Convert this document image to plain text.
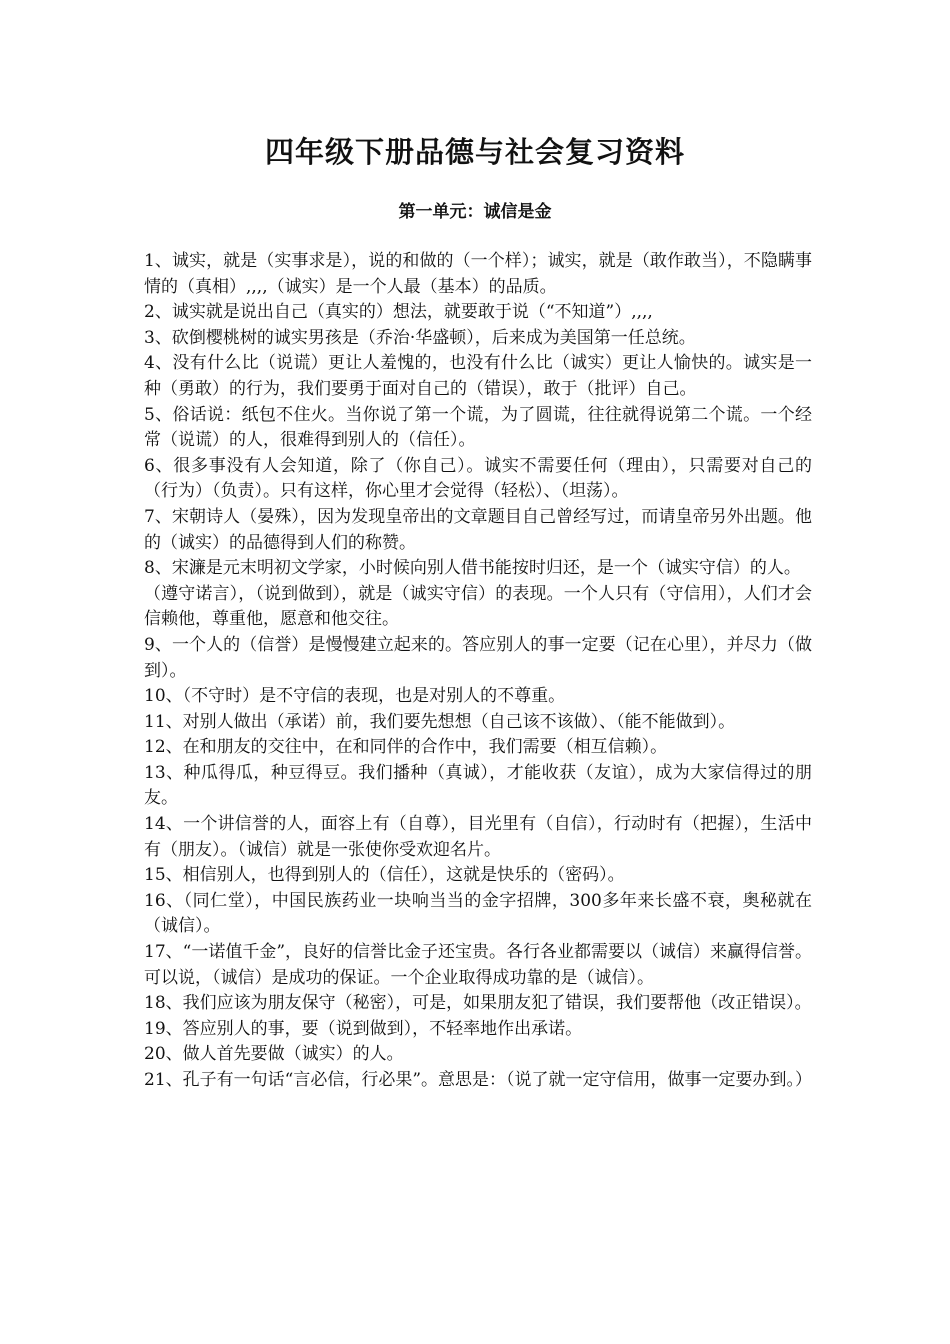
四年级下册品德与社会复习资料
第一单元：诚信是金

1、诚实，就是（实事求是），说的和做的（一个样）；诚实，就是（敢作敢当），不隐瞒事情的（真相）,,,,（诚实）是一个人最（基本）的品质。

2、诚实就是说出自己（真实的）想法，就要敢于说（“不知道”）,,,,

3、砍倒樱桃树的诚实男孩是（乔治·华盛顿），后来成为美国第一任总统。

4、没有什么比（说谎）更让人羞愧的，也没有什么比（诚实）更让人愉快的。诚实是一种（勇敢）的行为，我们要勇于面对自己的（错误），敢于（批评）自己。

5、俗话说：纸包不住火。当你说了第一个谎，为了圆谎，往往就得说第二个谎。一个经常（说谎）的人，很难得到别人的（信任）。

6、很多事没有人会知道，除了（你自己）。诚实不需要任何（理由），只需要对自己的（行为）（负责）。只有这样，你心里才会觉得（轻松）、（坦荡）。

7、宋朝诗人（晏殊），因为发现皇帝出的文章题目自己曾经写过，而请皇帝另外出题。他的（诚实）的品德得到人们的称赞。

8、宋濂是元末明初文学家，小时候向别人借书能按时归还，是一个（诚实守信）的人。

（遵守诺言），（说到做到），就是（诚实守信）的表现。一个人只有（守信用），人们才会信赖他，尊重他，愿意和他交往。

9、一个人的（信誉）是慢慢建立起来的。答应别人的事一定要（记在心里），并尽力（做到）。

10、（不守时）是不守信的表现，也是对别人的不尊重。

11、对别人做出（承诺）前，我们要先想想（自己该不该做）、（能不能做到）。

12、在和朋友的交往中，在和同伴的合作中，我们需要（相互信赖）。

13、种瓜得瓜，种豆得豆。我们播种（真诚），才能收获（友谊），成为大家信得过的朋友。

14、一个讲信誉的人，面容上有（自尊），目光里有（自信），行动时有（把握），生活中有（朋友）。（诚信）就是一张使你受欢迎名片。

15、相信别人，也得到别人的（信任），这就是快乐的（密码）。

16、（同仁堂），中国民族药业一块响当当的金字招牌，300多年来长盛不衰，奥秘就在（诚信）。

17、“一诺值千金”，良好的信誉比金子还宝贵。各行各业都需要以（诚信）来赢得信誉。可以说，（诚信）是成功的保证。一个企业取得成功靠的是（诚信）。

18、我们应该为朋友保守（秘密），可是，如果朋友犯了错误，我们要帮他（改正错误）。

19、答应别人的事，要（说到做到），不轻率地作出承诺。

20、做人首先要做（诚实）的人。

21、孔子有一句话“言必信，行必果”。意思是：（说了就一定守信用，做事一定要办到。）
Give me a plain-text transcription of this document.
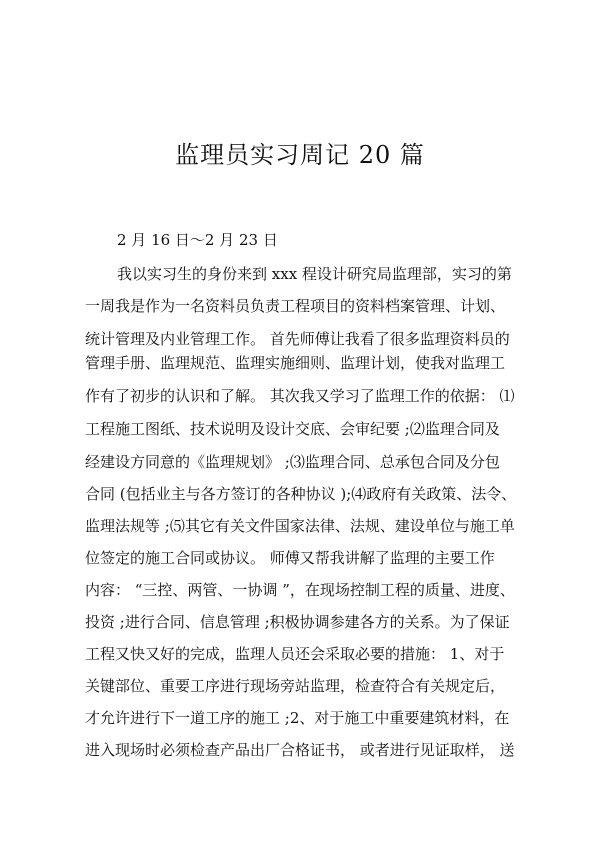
监理员实习周记 20 篇
2 月 16 日～2 月 23 日
我以实习生的身份来到 xxx 程设计研究局监理部，实习的第
一周我是作为一名资料员负责工程项目的资料档案管理、计划、
统计管理及内业管理工作。 首先师傅让我看了很多监理资料员的
管理手册、监理规范、监理实施细则、监理计划，使我对监理工
作有了初步的认识和了解。 其次我又学习了监理工作的依据： ⑴
工程施工图纸、技术说明及设计交底、会审纪要 ;⑵监理合同及
经建设方同意的《监理规划》 ;⑶监理合同、总承包合同及分包
合同 (包括业主与各方签订的各种协议 );⑷政府有关政策、法令、
监理法规等 ;⑸其它有关文件国家法律、法规、建设单位与施工单
位签定的施工合同或协议。 师傅又帮我讲解了监理的主要工作
内容： “三控、两管、一协调 ”，在现场控制工程的质量、进度、
投资 ;进行合同、信息管理 ;积极协调参建各方的关系。为了保证
工程又快又好的完成，监理人员还会采取必要的措施： 1、对于
关键部位、重要工序进行现场旁站监理，检查符合有关规定后，
才允许进行下一道工序的施工 ;2、对于施工中重要建筑材料，在
进入现场时必须检查产品出厂合格证书， 或者进行见证取样， 送
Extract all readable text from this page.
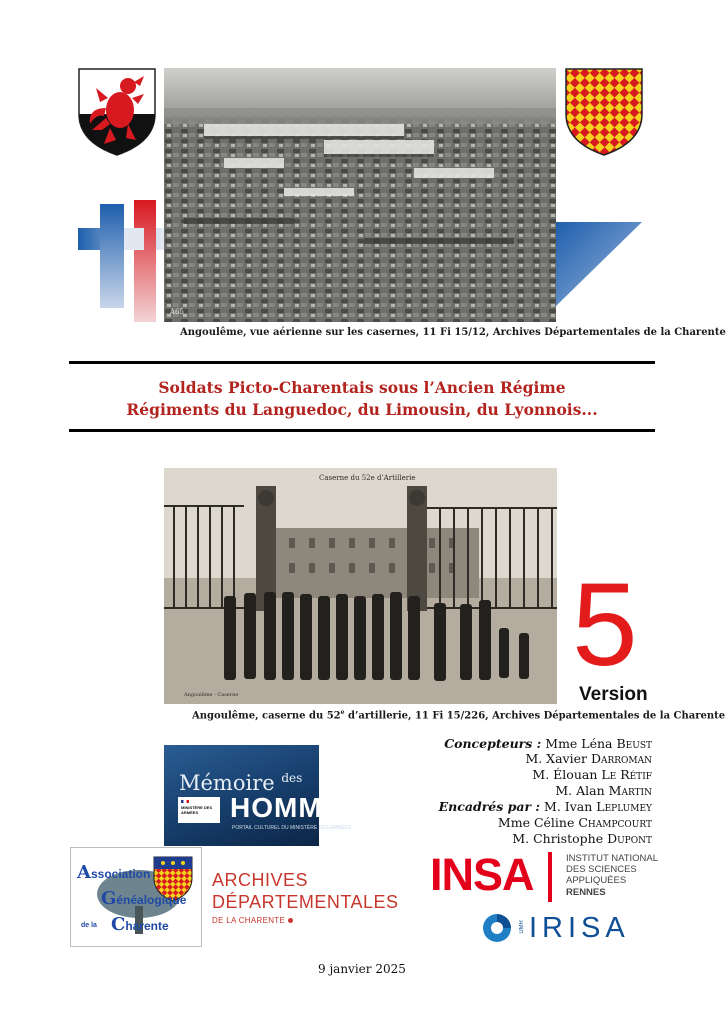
A65
Angoulême, vue aérienne sur les casernes, 11 Fi 15/12, Archives Départementales de la Charente
Soldats Picto-Charentais sous l’Ancien Régime
Régiments du Languedoc, du Limousin, du Lyonnois...
Caserne du 52e d’Artillerie
Angoulême - Caserne
5
Version
Angoulême, caserne du 52e d’artillerie, 11 Fi 15/226, Archives Départementales de la Charente
Concepteurs : Mme Léna Beust
M. Xavier Darroman
M. Élouan Le Rétif
M. Alan Martin
Encadrés par : M. Ivan Leplumey
Mme Céline Champcourt
M. Christophe Dupont
Mémoire $^{des}$
MINISTÈRE DES ARMÉES	HOMMES
PORTAIL CULTUREL DU MINISTÈRE DES ARMÉES
Association
Généalogique
de la Charente
ARCHIVES
DÉPARTEMENTALES
DE LA CHARENTE
INSA	INSTITUT NATIONAL
DES SCIENCES
APPLIQUÉES
RENNES
UMR IRISA
9 janvier 2025
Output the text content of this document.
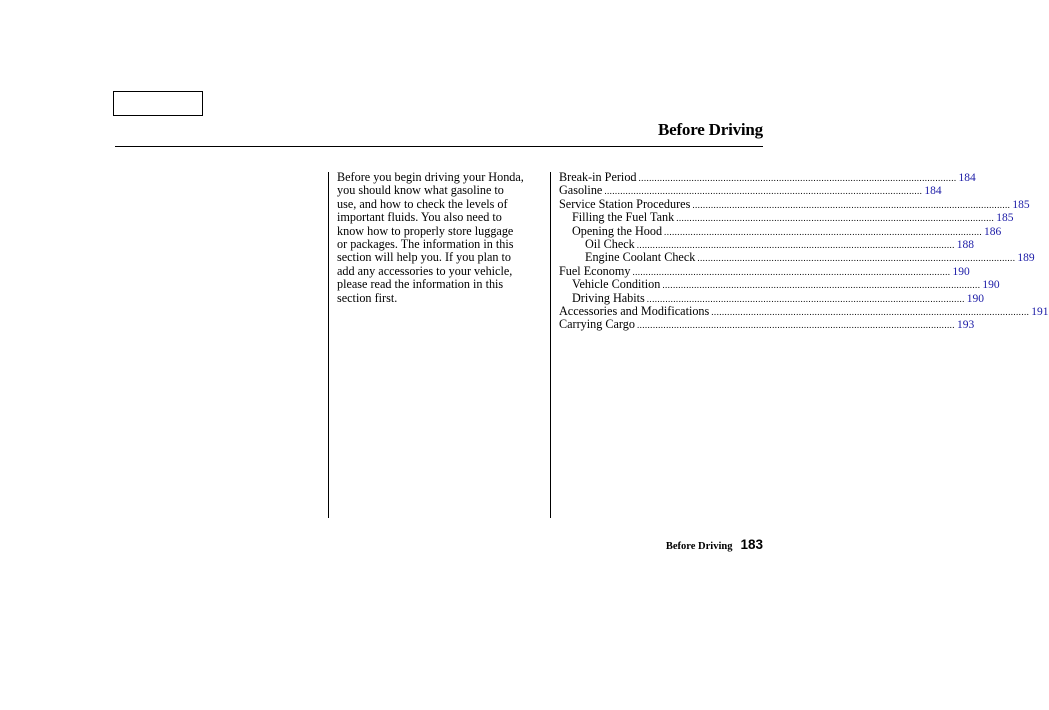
Before Driving
Before you begin driving your Honda,
you should know what gasoline to
use, and how to check the levels of
important fluids. You also need to
know how to properly store luggage
or packages. The information in this
section will help you. If you plan to
add any accessories to your vehicle,
please read the information in this
section first.
Break-in Period ........................................................................................................................ 184
Gasoline ........................................................................................................................ 184
Service Station Procedures ........................................................................................................................ 185
Filling the Fuel Tank ........................................................................................................................ 185
Opening the Hood ........................................................................................................................ 186
Oil Check ........................................................................................................................ 188
Engine Coolant Check ........................................................................................................................ 189
Fuel Economy ........................................................................................................................ 190
Vehicle Condition ........................................................................................................................ 190
Driving Habits ........................................................................................................................ 190
Accessories and Modifications ........................................................................................................................ 191
Carrying Cargo ........................................................................................................................ 193
Before Driving 183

********

Gather each line of the listing that holds the string "说到做到".

（遵守诺言），（说到做到），就是（诚实守信）的表现。一个人只有（守信用），人们才会信赖他，尊重他，愿意和他交往。
19、答应别人的事，要（说到做到），不轻率地作出承诺。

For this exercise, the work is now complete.